Reproduce each record below exactly as written.

━━━ EXERCISE INPUTS

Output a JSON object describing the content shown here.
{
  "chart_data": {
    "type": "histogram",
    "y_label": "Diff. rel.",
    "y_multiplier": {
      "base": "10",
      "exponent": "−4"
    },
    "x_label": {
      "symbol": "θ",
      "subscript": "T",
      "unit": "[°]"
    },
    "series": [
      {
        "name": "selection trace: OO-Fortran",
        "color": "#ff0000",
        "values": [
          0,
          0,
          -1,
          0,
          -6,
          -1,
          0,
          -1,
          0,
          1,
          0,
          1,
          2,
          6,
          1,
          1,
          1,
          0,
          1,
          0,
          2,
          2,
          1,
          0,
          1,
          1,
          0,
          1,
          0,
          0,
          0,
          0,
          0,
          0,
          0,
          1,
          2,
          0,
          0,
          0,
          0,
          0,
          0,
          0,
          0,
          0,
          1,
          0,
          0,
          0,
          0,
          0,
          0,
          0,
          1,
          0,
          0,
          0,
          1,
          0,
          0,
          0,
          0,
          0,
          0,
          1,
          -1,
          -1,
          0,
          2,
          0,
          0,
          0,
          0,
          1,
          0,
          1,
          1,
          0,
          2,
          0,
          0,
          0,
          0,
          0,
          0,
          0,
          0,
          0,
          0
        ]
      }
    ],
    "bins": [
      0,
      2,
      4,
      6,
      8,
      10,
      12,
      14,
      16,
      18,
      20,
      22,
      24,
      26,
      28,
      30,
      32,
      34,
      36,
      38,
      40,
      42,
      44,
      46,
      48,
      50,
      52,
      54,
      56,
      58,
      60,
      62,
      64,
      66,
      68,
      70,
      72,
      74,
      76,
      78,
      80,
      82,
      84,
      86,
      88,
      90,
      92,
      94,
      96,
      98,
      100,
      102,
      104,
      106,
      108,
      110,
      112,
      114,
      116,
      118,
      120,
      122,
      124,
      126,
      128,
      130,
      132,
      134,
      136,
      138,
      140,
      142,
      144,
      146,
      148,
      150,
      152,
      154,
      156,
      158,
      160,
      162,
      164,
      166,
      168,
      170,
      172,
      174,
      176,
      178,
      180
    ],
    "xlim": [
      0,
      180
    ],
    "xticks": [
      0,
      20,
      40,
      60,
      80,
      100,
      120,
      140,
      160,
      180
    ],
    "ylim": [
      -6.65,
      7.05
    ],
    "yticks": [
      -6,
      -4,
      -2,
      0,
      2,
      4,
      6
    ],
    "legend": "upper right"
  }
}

━━━━━━

CORRECT ANSWER:
Output a JSON object describing the content shown here.
{
  "chart_data": {
    "type": "histogram",
    "y_label": "Diff. rel.",
    "y_multiplier": {
      "base": "10",
      "exponent": "−4"
    },
    "x_label": {
      "symbol": "θ",
      "subscript": "T",
      "unit": "[°]"
    },
    "series": [
      {
        "name": "selection trace: OO-Fortran",
        "color": "#ff0000",
        "values": [
          0,
          0,
          -1,
          0,
          -6,
          -1,
          0,
          -1,
          0,
          1,
          0,
          1,
          2,
          6,
          1,
          1,
          1,
          0,
          1,
          0,
          2,
          2,
          1,
          0,
          1,
          1,
          0,
          1,
          0,
          0,
          0,
          0,
          0,
          0,
          0,
          1,
          2,
          0,
          0,
          0,
          0,
          0,
          0,
          0,
          0,
          0,
          1,
          0,
          0,
          0,
          0,
          0,
          0,
          0,
          1,
          0,
          0,
          0,
          1,
          0,
          0,
          0,
          0,
          0,
          0,
          1,
          -1,
          -1,
          0,
          2,
          0,
          0,
          0,
          0,
          1,
          0,
          1,
          1,
          0,
          2,
          0,
          0,
          0,
          0,
          0,
          0,
          0,
          0,
          0,
          0
        ]
      }
    ],
    "bins": [
      0,
      2,
      4,
      6,
      8,
      10,
      12,
      14,
      16,
      18,
      20,
      22,
      24,
      26,
      28,
      30,
      32,
      34,
      36,
      38,
      40,
      42,
      44,
      46,
      48,
      50,
      52,
      54,
      56,
      58,
      60,
      62,
      64,
      66,
      68,
      70,
      72,
      74,
      76,
      78,
      80,
      82,
      84,
      86,
      88,
      90,
      92,
      94,
      96,
      98,
      100,
      102,
      104,
      106,
      108,
      110,
      112,
      114,
      116,
      118,
      120,
      122,
      124,
      126,
      128,
      130,
      132,
      134,
      136,
      138,
      140,
      142,
      144,
      146,
      148,
      150,
      152,
      154,
      156,
      158,
      160,
      162,
      164,
      166,
      168,
      170,
      172,
      174,
      176,
      178,
      180
    ],
    "xlim": [
      0,
      180
    ],
    "xticks": [
      0,
      20,
      40,
      60,
      80,
      100,
      120,
      140,
      160,
      180
    ],
    "ylim": [
      -6.65,
      7.05
    ],
    "yticks": [
      -6,
      -4,
      -2,
      0,
      2,
      4,
      6
    ],
    "legend": "upper right"
  }
}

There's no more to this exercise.